**Task:**
Copy every line of the records below that holds the word "text".

**Information given:**
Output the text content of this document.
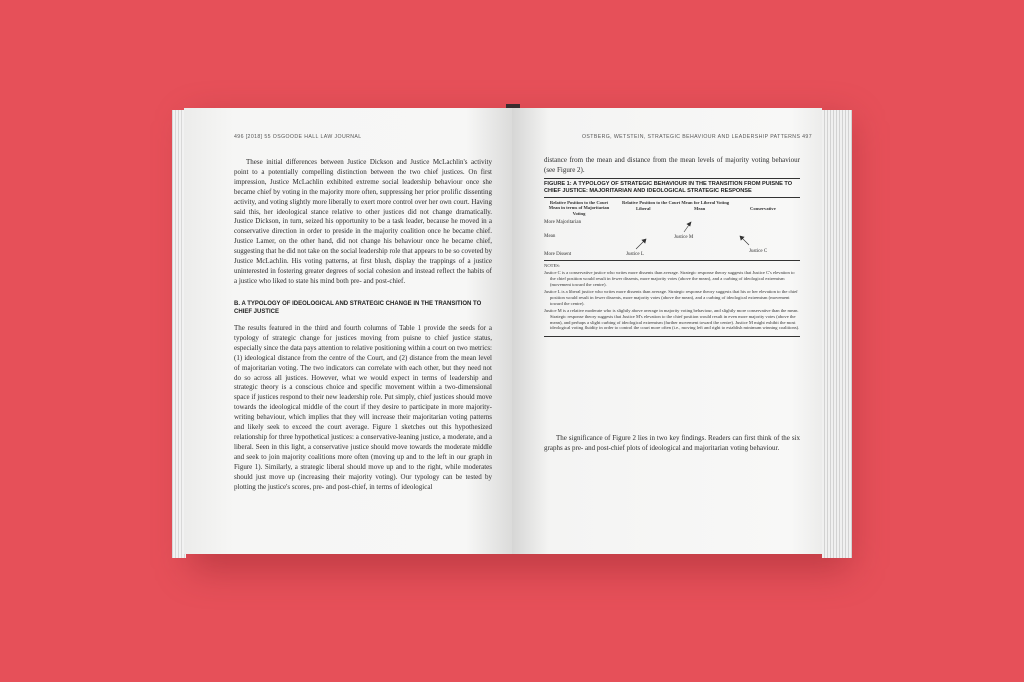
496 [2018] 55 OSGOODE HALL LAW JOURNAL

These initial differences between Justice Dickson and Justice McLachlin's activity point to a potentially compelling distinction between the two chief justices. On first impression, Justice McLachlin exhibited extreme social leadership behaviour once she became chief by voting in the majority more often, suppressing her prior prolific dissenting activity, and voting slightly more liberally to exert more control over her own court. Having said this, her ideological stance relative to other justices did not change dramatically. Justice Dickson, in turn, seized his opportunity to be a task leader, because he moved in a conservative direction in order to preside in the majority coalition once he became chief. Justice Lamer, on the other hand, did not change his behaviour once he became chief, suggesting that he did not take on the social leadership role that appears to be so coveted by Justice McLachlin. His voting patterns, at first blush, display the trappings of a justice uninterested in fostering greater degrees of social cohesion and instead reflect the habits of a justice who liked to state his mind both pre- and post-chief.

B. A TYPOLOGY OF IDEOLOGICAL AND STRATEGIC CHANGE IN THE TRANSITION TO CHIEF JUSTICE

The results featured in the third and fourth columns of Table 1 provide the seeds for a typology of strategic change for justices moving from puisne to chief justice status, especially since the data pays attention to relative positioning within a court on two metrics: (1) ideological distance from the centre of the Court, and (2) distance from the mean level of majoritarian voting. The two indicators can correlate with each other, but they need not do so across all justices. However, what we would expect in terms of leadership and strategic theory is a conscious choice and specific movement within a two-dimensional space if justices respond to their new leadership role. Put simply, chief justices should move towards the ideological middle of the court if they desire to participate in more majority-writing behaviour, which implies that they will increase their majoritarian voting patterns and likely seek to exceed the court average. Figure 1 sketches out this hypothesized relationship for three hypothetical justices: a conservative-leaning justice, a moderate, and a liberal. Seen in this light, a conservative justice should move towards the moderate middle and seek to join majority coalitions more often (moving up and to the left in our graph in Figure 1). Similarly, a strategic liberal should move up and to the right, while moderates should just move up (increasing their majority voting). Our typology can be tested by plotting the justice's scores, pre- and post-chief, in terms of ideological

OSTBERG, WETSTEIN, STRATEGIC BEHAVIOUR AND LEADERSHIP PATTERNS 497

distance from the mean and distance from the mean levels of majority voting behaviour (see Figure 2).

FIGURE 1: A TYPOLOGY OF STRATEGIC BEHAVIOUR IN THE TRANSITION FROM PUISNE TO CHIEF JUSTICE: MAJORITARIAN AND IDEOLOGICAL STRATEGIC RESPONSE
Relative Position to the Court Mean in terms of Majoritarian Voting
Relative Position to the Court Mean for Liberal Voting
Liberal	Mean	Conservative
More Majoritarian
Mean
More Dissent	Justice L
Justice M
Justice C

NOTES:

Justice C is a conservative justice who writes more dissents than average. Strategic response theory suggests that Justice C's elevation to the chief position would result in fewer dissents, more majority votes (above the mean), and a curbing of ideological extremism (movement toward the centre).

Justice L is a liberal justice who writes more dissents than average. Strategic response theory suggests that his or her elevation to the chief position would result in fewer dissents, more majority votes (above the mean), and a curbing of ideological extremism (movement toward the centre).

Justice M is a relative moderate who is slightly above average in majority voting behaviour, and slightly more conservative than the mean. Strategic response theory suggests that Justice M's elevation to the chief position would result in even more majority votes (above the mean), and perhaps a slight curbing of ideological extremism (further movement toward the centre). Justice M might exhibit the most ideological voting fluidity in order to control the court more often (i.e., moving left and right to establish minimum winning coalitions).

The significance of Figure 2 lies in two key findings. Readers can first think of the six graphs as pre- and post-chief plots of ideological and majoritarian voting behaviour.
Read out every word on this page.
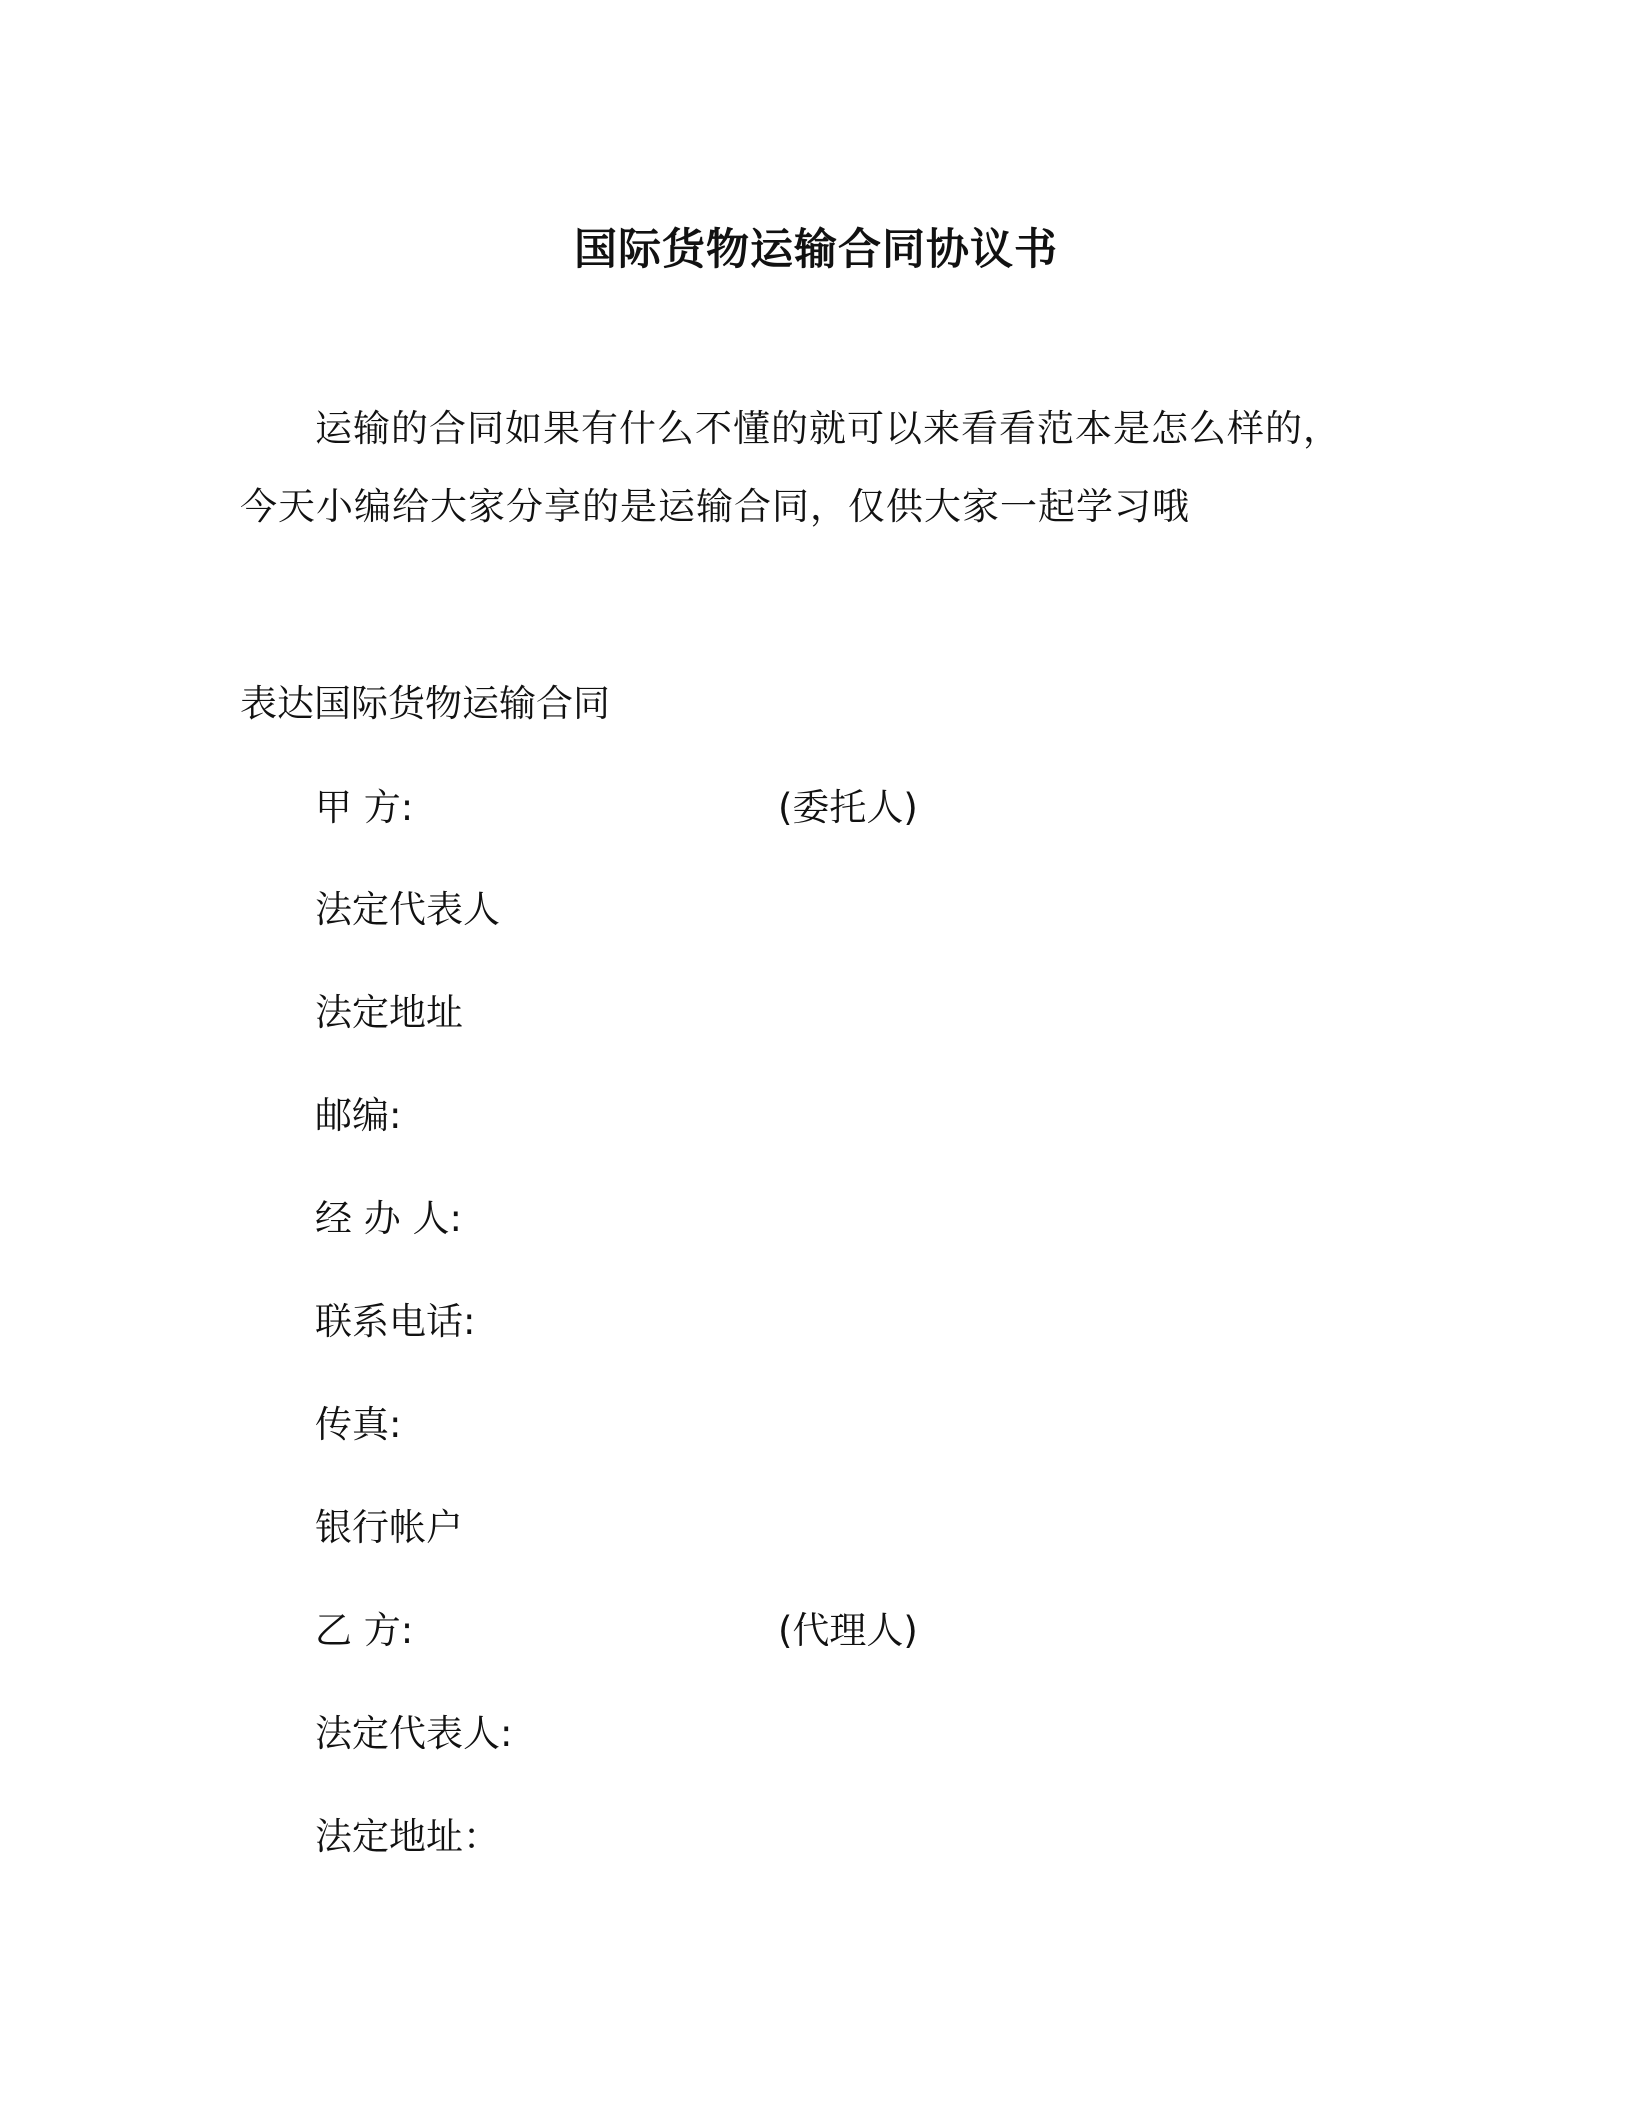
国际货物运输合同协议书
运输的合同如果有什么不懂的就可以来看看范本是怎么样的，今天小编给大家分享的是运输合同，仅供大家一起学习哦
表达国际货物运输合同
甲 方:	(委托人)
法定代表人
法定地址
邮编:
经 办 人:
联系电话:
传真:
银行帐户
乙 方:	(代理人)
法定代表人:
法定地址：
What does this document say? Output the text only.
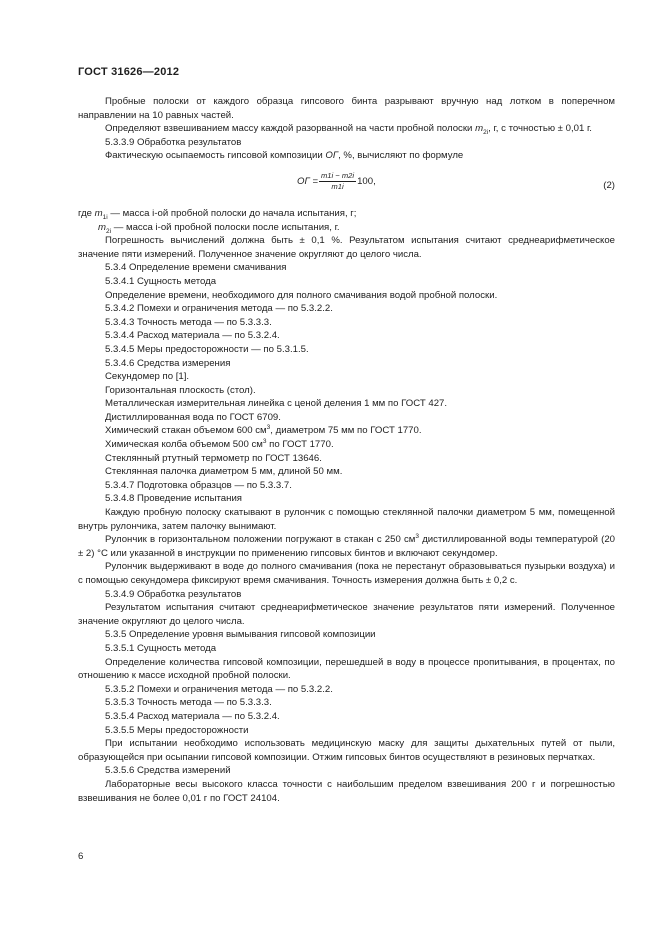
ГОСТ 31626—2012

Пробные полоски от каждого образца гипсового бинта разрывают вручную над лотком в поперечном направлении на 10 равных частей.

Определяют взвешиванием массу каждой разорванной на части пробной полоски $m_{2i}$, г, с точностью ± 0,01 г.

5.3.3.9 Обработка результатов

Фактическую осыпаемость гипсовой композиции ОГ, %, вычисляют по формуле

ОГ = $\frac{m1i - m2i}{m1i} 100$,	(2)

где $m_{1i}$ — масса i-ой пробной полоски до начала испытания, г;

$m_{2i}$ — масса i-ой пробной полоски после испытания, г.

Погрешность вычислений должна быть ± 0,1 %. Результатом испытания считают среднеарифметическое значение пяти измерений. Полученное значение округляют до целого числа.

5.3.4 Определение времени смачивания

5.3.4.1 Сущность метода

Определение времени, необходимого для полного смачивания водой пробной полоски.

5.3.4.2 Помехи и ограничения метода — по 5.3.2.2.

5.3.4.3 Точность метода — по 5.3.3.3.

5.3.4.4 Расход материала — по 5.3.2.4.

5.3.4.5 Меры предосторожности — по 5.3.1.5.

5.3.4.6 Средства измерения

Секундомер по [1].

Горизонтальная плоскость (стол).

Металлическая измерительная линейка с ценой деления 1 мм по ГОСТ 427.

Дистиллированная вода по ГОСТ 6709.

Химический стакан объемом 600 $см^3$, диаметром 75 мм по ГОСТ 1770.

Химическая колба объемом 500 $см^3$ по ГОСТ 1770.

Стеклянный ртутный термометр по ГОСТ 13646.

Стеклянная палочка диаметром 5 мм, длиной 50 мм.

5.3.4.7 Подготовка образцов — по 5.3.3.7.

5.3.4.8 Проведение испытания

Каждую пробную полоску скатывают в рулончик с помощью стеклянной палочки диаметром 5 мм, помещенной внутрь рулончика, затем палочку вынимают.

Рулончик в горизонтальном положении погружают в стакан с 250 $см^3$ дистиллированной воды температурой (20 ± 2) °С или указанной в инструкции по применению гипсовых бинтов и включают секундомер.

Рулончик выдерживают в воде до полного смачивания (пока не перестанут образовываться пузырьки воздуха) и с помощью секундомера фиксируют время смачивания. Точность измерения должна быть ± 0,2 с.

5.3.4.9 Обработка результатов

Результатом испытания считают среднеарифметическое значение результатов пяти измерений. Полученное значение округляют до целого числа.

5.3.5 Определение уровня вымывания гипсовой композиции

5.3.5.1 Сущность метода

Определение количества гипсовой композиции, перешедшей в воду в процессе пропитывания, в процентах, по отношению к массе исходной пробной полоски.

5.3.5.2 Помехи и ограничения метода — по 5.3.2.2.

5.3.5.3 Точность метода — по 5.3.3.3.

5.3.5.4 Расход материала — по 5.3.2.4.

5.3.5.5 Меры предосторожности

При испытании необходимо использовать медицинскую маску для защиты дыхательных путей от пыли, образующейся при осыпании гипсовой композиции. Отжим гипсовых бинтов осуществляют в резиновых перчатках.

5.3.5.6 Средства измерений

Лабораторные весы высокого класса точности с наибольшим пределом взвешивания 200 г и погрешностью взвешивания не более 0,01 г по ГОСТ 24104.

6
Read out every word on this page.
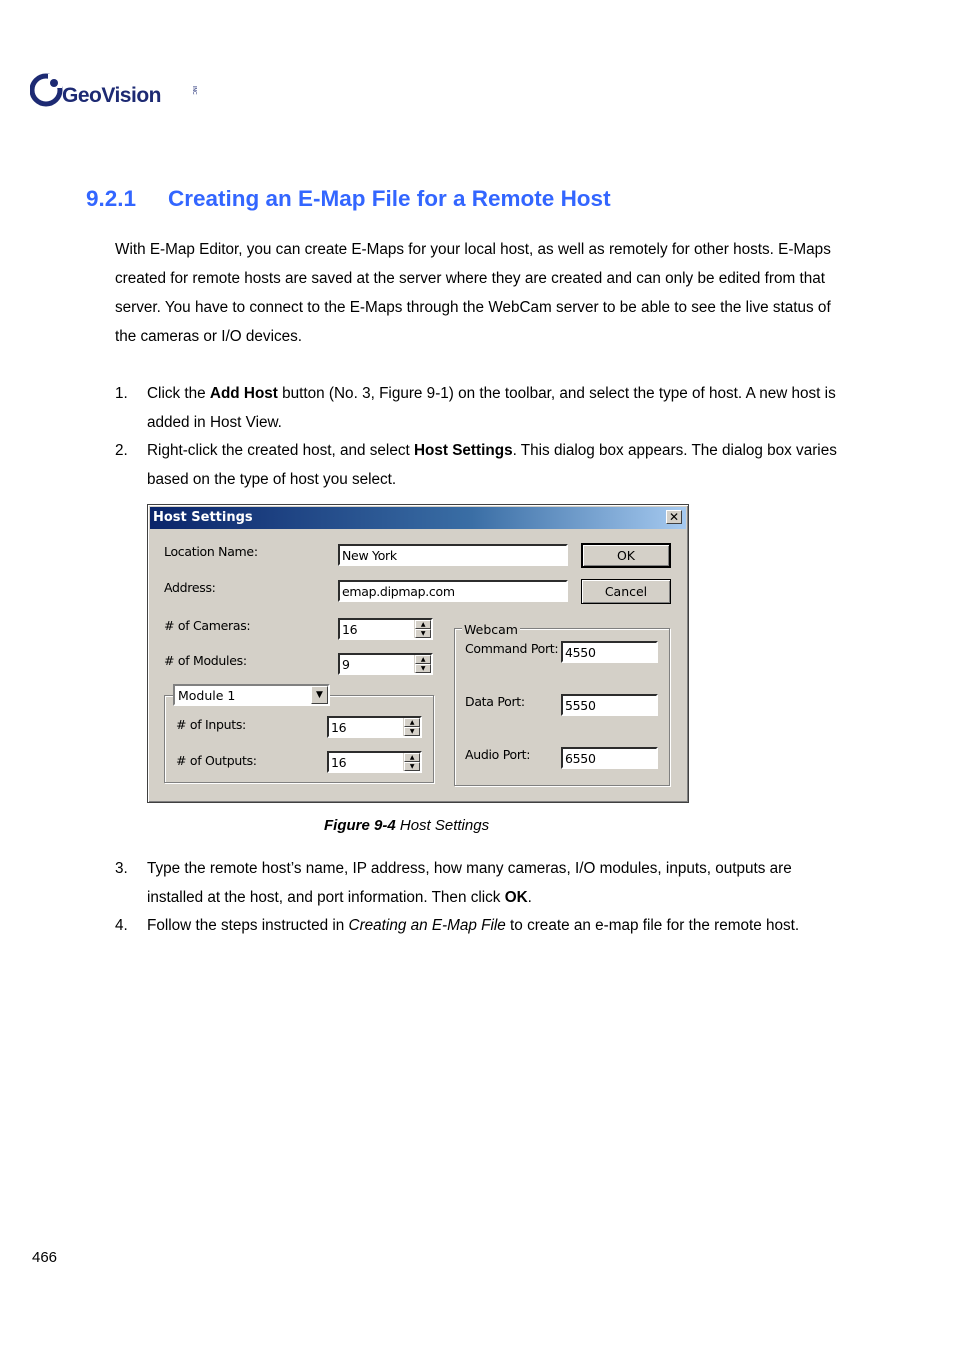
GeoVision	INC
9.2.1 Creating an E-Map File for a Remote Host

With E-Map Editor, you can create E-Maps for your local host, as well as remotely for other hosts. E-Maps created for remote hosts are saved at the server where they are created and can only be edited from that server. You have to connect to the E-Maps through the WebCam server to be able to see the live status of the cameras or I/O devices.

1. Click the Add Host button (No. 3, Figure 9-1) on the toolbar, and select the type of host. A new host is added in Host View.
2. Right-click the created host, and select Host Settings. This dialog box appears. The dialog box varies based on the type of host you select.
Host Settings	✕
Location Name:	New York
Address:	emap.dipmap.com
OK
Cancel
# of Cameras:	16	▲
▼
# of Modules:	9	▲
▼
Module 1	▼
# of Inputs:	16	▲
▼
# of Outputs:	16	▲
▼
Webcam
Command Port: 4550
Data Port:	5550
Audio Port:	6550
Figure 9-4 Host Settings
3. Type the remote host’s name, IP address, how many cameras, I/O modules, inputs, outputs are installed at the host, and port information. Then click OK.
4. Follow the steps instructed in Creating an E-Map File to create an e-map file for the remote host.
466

**Output for this exercise:**
Output the text content of this document.
What does this document say? Output the text only.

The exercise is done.